Text passage:
________
Academic journal article Quarterly Journal of Business and Economics

An Empirical Analysis of Emerging Stock Markets of Europe

Academic journal article Quarterly Journal of Business and Economics

An Empirical Analysis of Emerging Stock Markets of Europe

Article excerpt


The demise of communism in Russia and Eastern Europe has led to increased opportunities for investors seeking greater potential returns and portfolio diversification. There is an important political context in which all of this occurred: the fall of communism and subsequent rise of populism, liberalization, modernization, and privatization have resulted in a more competitive economic landscape. This new political landscape also has opened stock markets to foreign investors, thus attracting much needed foreign capital for economic development.

Poland and Czechoslovakia were the first Eastern Bloc countries to initiate economic reforms. Other countries soon followed suit. The International Finance Corporation (IFC) now classifies seven countries in Europe as emerging: the Czech Republic, Poland, Russia, Hungary, Greece, Slovakia, and Turkey. The IFC defines an emerging stock market as any stock market located in a developing country, as defined by the World Bank's GNP per capita criterion for a developing country. In addition, the IFC considers size (as measured by market capitation) and liquidity (as measured by turnover) of a market in classifying that market as emerging and in deciding whether to include the country's securities in its emerging market data base (EMDB).
________
Dataset extract:
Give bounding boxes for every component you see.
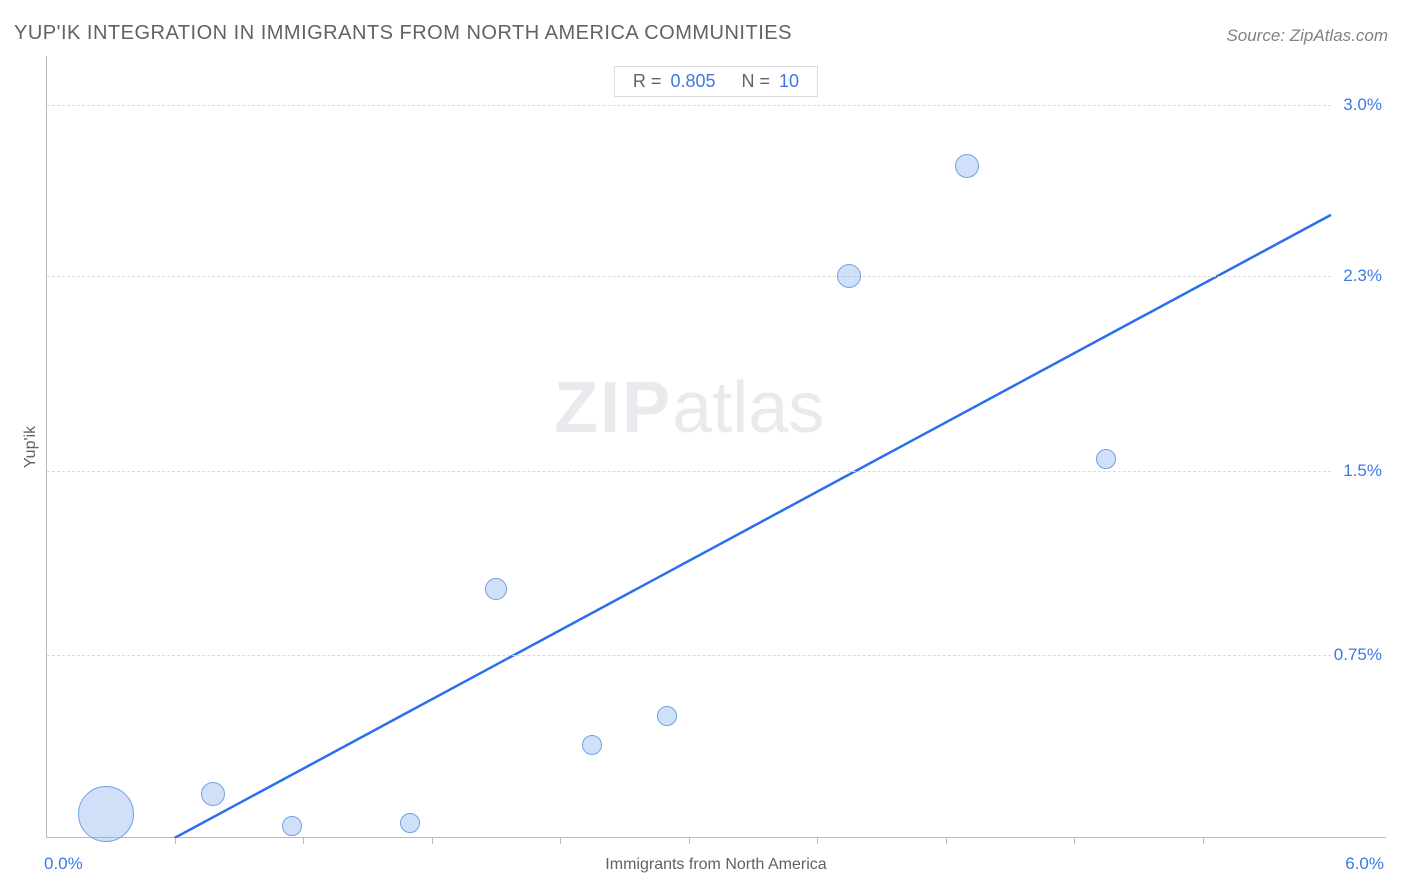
________
Tasks and exercises:
a. Can you extract the passage on Europe's emerging stock markets between "The demise of" and "for economic development.", inclusive?
b. How would the excerpt on emerging European stock markets go on after its last sentence?

Answers to the exercise:
a.
The demise of communism in Russia and Eastern Europe has led to increased opportunities for investors seeking greater potential returns and portfolio diversification. There is an important political context in which all of this occurred: the fall of communism and subsequent rise of populism, liberalization, modernization, and privatization have resulted in a more competitive economic landscape. This new political landscape also has opened stock markets to foreign investors, thus attracting much needed foreign capital for economic development.

b.
Emerging markets, in general, have gained the attention of investors, researchers, and policy makers in the last ten to fifteen years because of several factors. Perhaps the leading factor is their sound performance over the period, with yields in some markets far exceeding those of developed markets. Given the current international status and interest in emerging stock markets, the focus of this study is the stability, predictability, and volatility (including the persistence of volatility and time-varying risk premium) in the seven European emerging stock markets. Several papers have focused exclusively on developed stock markets and a few emerging markets in Asia, Europe, and Latin America. The primary focus of this study is the seven emerging markets of Europe. This study specifically examines whether these markets provide an avenue for investors seeking diversification and investors' potential returns over time to the changing risk patterns in these equity markets.

There is substantial diversity among the world's emerging markets in terms of infrastructure, market size, and liquidity. Some investors believe that emerging markets in Eastern Europe have greater growth potential over the next decade compared to the emerging markets of Asia and Latin America. European emerging markets may be viewed by investors as better quality than what is available in Asia or Latin America because the infrastructure and regulations of Eastern Europe are closer to that of developed markets. Furthermore, the high education levels in Eastern Europe, combined with lower salary levels compared to the developed world, make direct foreign investments and outsourcing production favorable.

According to International Monetary Funds (IMF), emerging market stocks currently represent approximately 10.4 percent of the capitalization of the world's equity markets. In addition, the IMF predicts that emerging markets will grow twice as fast as those of industrialized countries through this decade. Adding to the attractiveness of emerging markets are the potential diversification benefits. Emerging markets tend to have low correlations with developed markets, thereby providing overall risk reduction benefits to the portfolio. Although there may be a number of factors to explain the exceptional development of emerging markets, the most plausible explanation is that economic reform in these markets has led to a rapid increase in equity flows from the industrial to developing markets. (1)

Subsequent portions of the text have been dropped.